**THE PROBLEM**. List each line of the data in which the string "this" appears.
═══ EXERCISE DATA ═══
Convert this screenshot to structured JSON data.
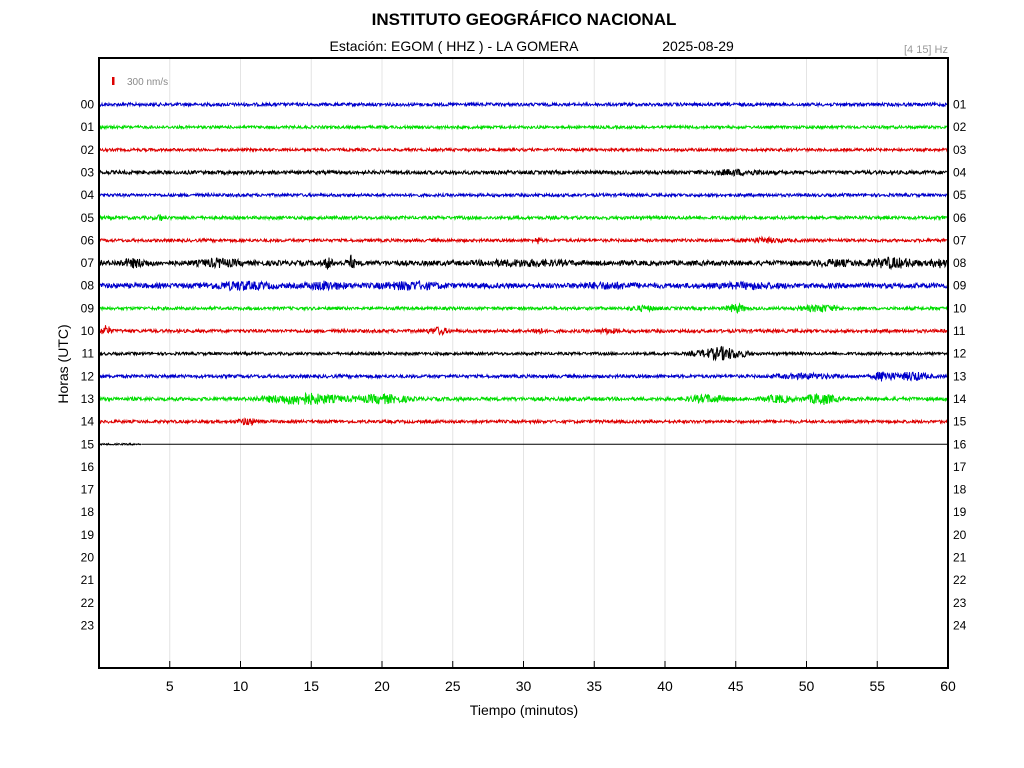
{
  "header": {
    "title": "INSTITUTO GEOGRÁFICO NACIONAL",
    "station": "Estación:  EGOM ( HHZ ) - LA GOMERA",
    "date": "2025-08-29",
    "filter": "[4 15] Hz"
  },
  "scale_bar": {
    "label": "300 nm/s",
    "color": "#dd0000"
  },
  "chart_data": {
    "type": "line",
    "title": "INSTITUTO GEOGRÁFICO NACIONAL",
    "xlabel": "Tiempo (minutos)",
    "ylabel": "Horas (UTC)",
    "xlim": [
      0,
      60
    ],
    "x_ticks": [
      5,
      10,
      15,
      20,
      25,
      30,
      35,
      40,
      45,
      50,
      55,
      60
    ],
    "grid_x": true,
    "left_labels": [
      "00",
      "01",
      "02",
      "03",
      "04",
      "05",
      "06",
      "07",
      "08",
      "09",
      "10",
      "11",
      "12",
      "13",
      "14",
      "15",
      "16",
      "17",
      "18",
      "19",
      "20",
      "21",
      "22",
      "23"
    ],
    "right_labels": [
      "01",
      "02",
      "03",
      "04",
      "05",
      "06",
      "07",
      "08",
      "09",
      "10",
      "11",
      "12",
      "13",
      "14",
      "15",
      "16",
      "17",
      "18",
      "19",
      "20",
      "21",
      "22",
      "23",
      "24"
    ],
    "series": [
      {
        "hour": 0,
        "color": "#0000cc",
        "start": 0,
        "end": 60,
        "base_amp": 1.6,
        "bursts": []
      },
      {
        "hour": 1,
        "color": "#00dd00",
        "start": 0,
        "end": 60,
        "base_amp": 1.4,
        "bursts": []
      },
      {
        "hour": 2,
        "color": "#dd0000",
        "start": 0,
        "end": 60,
        "base_amp": 1.4,
        "bursts": []
      },
      {
        "hour": 3,
        "color": "#000000",
        "start": 0,
        "end": 60,
        "base_amp": 1.8,
        "bursts": [
          [
            45,
            3,
            2
          ]
        ]
      },
      {
        "hour": 4,
        "color": "#0000cc",
        "start": 0,
        "end": 60,
        "base_amp": 1.5,
        "bursts": []
      },
      {
        "hour": 5,
        "color": "#00dd00",
        "start": 0,
        "end": 60,
        "base_amp": 1.6,
        "bursts": [
          [
            4.3,
            0.2,
            4
          ]
        ]
      },
      {
        "hour": 6,
        "color": "#dd0000",
        "start": 0,
        "end": 60,
        "base_amp": 1.5,
        "bursts": [
          [
            31,
            0.3,
            3
          ],
          [
            47,
            2,
            2
          ]
        ]
      },
      {
        "hour": 7,
        "color": "#000000",
        "start": 0,
        "end": 60,
        "base_amp": 2.5,
        "bursts": [
          [
            2.5,
            1.5,
            3
          ],
          [
            8.5,
            2,
            3
          ],
          [
            16.2,
            0.4,
            5
          ],
          [
            17.8,
            0.4,
            6
          ],
          [
            30,
            4,
            2
          ],
          [
            52,
            2,
            2
          ],
          [
            56,
            2.5,
            4
          ],
          [
            59.5,
            1,
            3
          ]
        ]
      },
      {
        "hour": 8,
        "color": "#0000cc",
        "start": 0,
        "end": 60,
        "base_amp": 2.5,
        "bursts": [
          [
            10,
            3,
            3
          ],
          [
            16,
            2,
            3
          ],
          [
            22,
            3,
            3
          ],
          [
            36,
            3,
            2
          ],
          [
            46,
            3,
            2
          ]
        ]
      },
      {
        "hour": 9,
        "color": "#00dd00",
        "start": 0,
        "end": 60,
        "base_amp": 1.5,
        "bursts": [
          [
            38.5,
            1.5,
            2
          ],
          [
            45,
            1,
            4
          ],
          [
            51,
            2,
            3
          ]
        ]
      },
      {
        "hour": 10,
        "color": "#dd0000",
        "start": 0,
        "end": 60,
        "base_amp": 1.6,
        "bursts": [
          [
            0.5,
            0.5,
            5
          ],
          [
            24,
            1,
            3
          ],
          [
            31,
            0.5,
            3
          ],
          [
            36,
            1,
            2
          ]
        ]
      },
      {
        "hour": 11,
        "color": "#000000",
        "start": 0,
        "end": 60,
        "base_amp": 1.4,
        "bursts": [
          [
            44,
            2.5,
            6
          ]
        ]
      },
      {
        "hour": 12,
        "color": "#0000cc",
        "start": 0,
        "end": 60,
        "base_amp": 1.6,
        "bursts": [
          [
            50,
            3,
            2
          ],
          [
            55.5,
            1,
            5
          ],
          [
            57.5,
            1.5,
            4
          ]
        ]
      },
      {
        "hour": 13,
        "color": "#00dd00",
        "start": 0,
        "end": 60,
        "base_amp": 1.8,
        "bursts": [
          [
            14.5,
            4,
            5
          ],
          [
            20,
            2.5,
            4
          ],
          [
            43,
            2,
            3
          ],
          [
            48,
            1.5,
            3
          ],
          [
            51,
            1.5,
            5
          ]
        ]
      },
      {
        "hour": 14,
        "color": "#dd0000",
        "start": 0,
        "end": 60,
        "base_amp": 1.5,
        "bursts": [
          [
            10.5,
            1,
            3
          ]
        ]
      },
      {
        "hour": 15,
        "color": "#000000",
        "start": 0,
        "end": 3,
        "base_amp": 0.8,
        "bursts": []
      }
    ]
  }
}
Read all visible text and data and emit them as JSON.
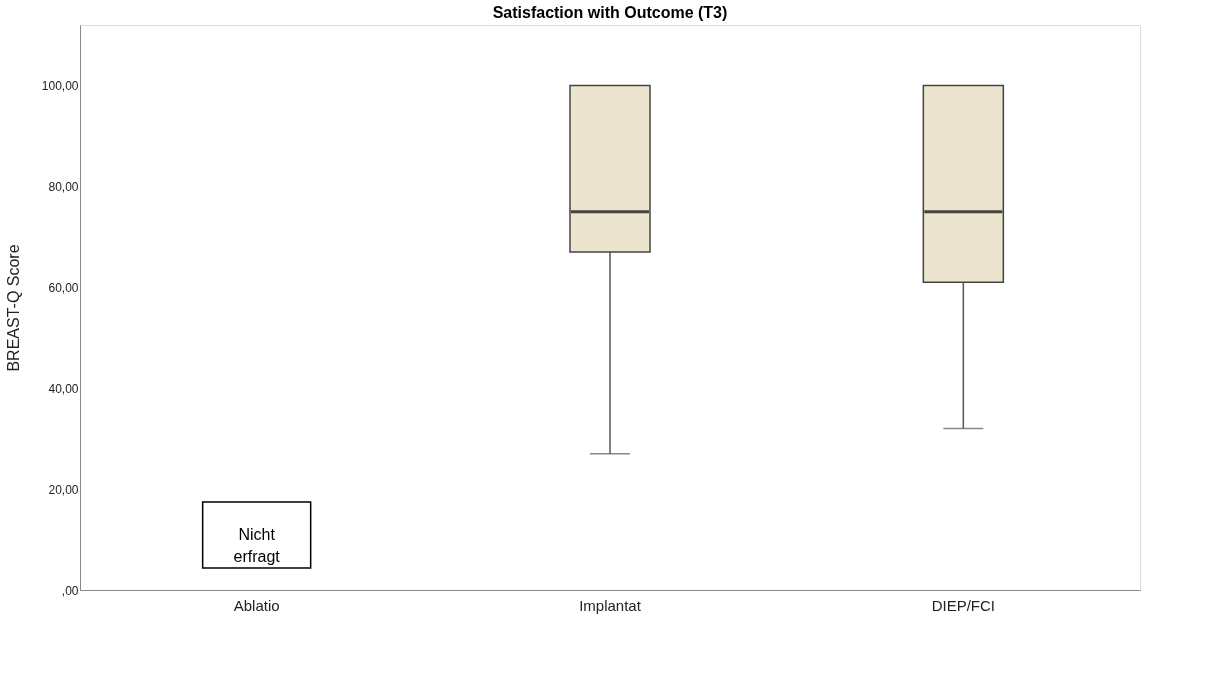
{
  "chart_data": {
    "type": "box",
    "title": "Satisfaction with Outcome (T3)",
    "ylabel": "BREAST-Q Score",
    "categories": [
      "Ablatio",
      "Implantat",
      "DIEP/FCI"
    ],
    "boxes": [
      null,
      {
        "low": 27,
        "q1": 67,
        "median": 75,
        "q3": 100,
        "high": 100
      },
      {
        "low": 32,
        "q1": 61,
        "median": 75,
        "q3": 100,
        "high": 100
      }
    ],
    "color": "#ebe5cf",
    "ylim": [
      0,
      112
    ],
    "yticks": [
      {
        "value": 0,
        "label": ",00"
      },
      {
        "value": 20,
        "label": "20,00"
      },
      {
        "value": 40,
        "label": "40,00"
      },
      {
        "value": 60,
        "label": "60,00"
      },
      {
        "value": 80,
        "label": "80,00"
      },
      {
        "value": 100,
        "label": "100,00"
      }
    ],
    "grid": false,
    "annotations": [
      "Nicht\nerfragt"
    ]
  }
}
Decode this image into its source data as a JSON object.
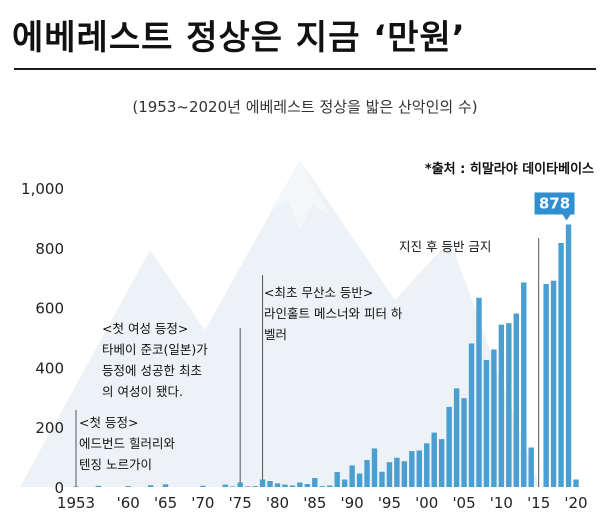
{
  "header": {
    "title": "에베레스트 정상은 지금 ‘만원’",
    "subtitle": "(1953~2020년 에베레스트 정상을 밟은 산악인의 수)",
    "source": "*출처 : 히말라야 데이타베이스"
  },
  "colors": {
    "bar": "#4a9fd0",
    "highlight_badge": "#2f8fd0",
    "axis_text": "#222222",
    "mountain": "#dfe7ee"
  },
  "annotations": {
    "first_ascent": {
      "heading": "<첫 등정>",
      "lines": [
        "에드번드 힐러리와",
        "텐징 노르가이"
      ]
    },
    "first_female": {
      "heading": "<첫 여성 등정>",
      "lines": [
        "타베이 준코(일본)가",
        "등정에 성공한 최초",
        "의 여성이 됐다."
      ]
    },
    "first_no_oxygen": {
      "heading": "<최초 무산소 등반>",
      "lines": [
        "라인홀트 메스너와 피터 하",
        "벨러"
      ]
    },
    "quake_ban": {
      "heading": "",
      "lines": [
        "지진 후 등반 금지"
      ]
    },
    "peak_label": "878"
  },
  "chart_data": {
    "type": "bar",
    "title": "(1953~2020년 에베레스트 정상을 밟은 산악인의 수)",
    "xlabel": "",
    "ylabel": "",
    "ylim": [
      0,
      1000
    ],
    "yticks": [
      "0",
      "200",
      "400",
      "600",
      "800",
      "1,000"
    ],
    "xticks": [
      {
        "year": 1953,
        "label": "1953"
      },
      {
        "year": 1960,
        "label": "'60"
      },
      {
        "year": 1965,
        "label": "'65"
      },
      {
        "year": 1970,
        "label": "'70"
      },
      {
        "year": 1975,
        "label": "'75"
      },
      {
        "year": 1980,
        "label": "'80"
      },
      {
        "year": 1985,
        "label": "'85"
      },
      {
        "year": 1990,
        "label": "'90"
      },
      {
        "year": 1995,
        "label": "'95"
      },
      {
        "year": 2000,
        "label": "'00"
      },
      {
        "year": 2005,
        "label": "'05"
      },
      {
        "year": 2010,
        "label": "'10"
      },
      {
        "year": 2015,
        "label": "'15"
      },
      {
        "year": 2020,
        "label": "'20"
      }
    ],
    "grid": false,
    "x": [
      1953,
      1954,
      1955,
      1956,
      1957,
      1958,
      1959,
      1960,
      1961,
      1962,
      1963,
      1964,
      1965,
      1966,
      1967,
      1968,
      1969,
      1970,
      1971,
      1972,
      1973,
      1974,
      1975,
      1976,
      1977,
      1978,
      1979,
      1980,
      1981,
      1982,
      1983,
      1984,
      1985,
      1986,
      1987,
      1988,
      1989,
      1990,
      1991,
      1992,
      1993,
      1994,
      1995,
      1996,
      1997,
      1998,
      1999,
      2000,
      2001,
      2002,
      2003,
      2004,
      2005,
      2006,
      2007,
      2008,
      2009,
      2010,
      2011,
      2012,
      2013,
      2014,
      2015,
      2016,
      2017,
      2018,
      2019,
      2020
    ],
    "values": [
      2,
      0,
      0,
      4,
      0,
      0,
      0,
      3,
      0,
      0,
      6,
      0,
      9,
      0,
      0,
      0,
      0,
      4,
      0,
      0,
      8,
      2,
      15,
      2,
      3,
      25,
      20,
      12,
      8,
      5,
      15,
      10,
      30,
      3,
      5,
      50,
      25,
      72,
      45,
      90,
      129,
      51,
      83,
      98,
      86,
      120,
      122,
      146,
      182,
      160,
      268,
      330,
      297,
      480,
      633,
      425,
      460,
      543,
      548,
      580,
      684,
      132,
      0,
      679,
      690,
      816,
      878,
      25
    ],
    "highlight": {
      "year": 2019,
      "value": 878
    }
  }
}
═══
**EXERCISE RESPONSE**.
Convert this screenshot to structured JSON data.
Decode this image into its source data as a JSON object.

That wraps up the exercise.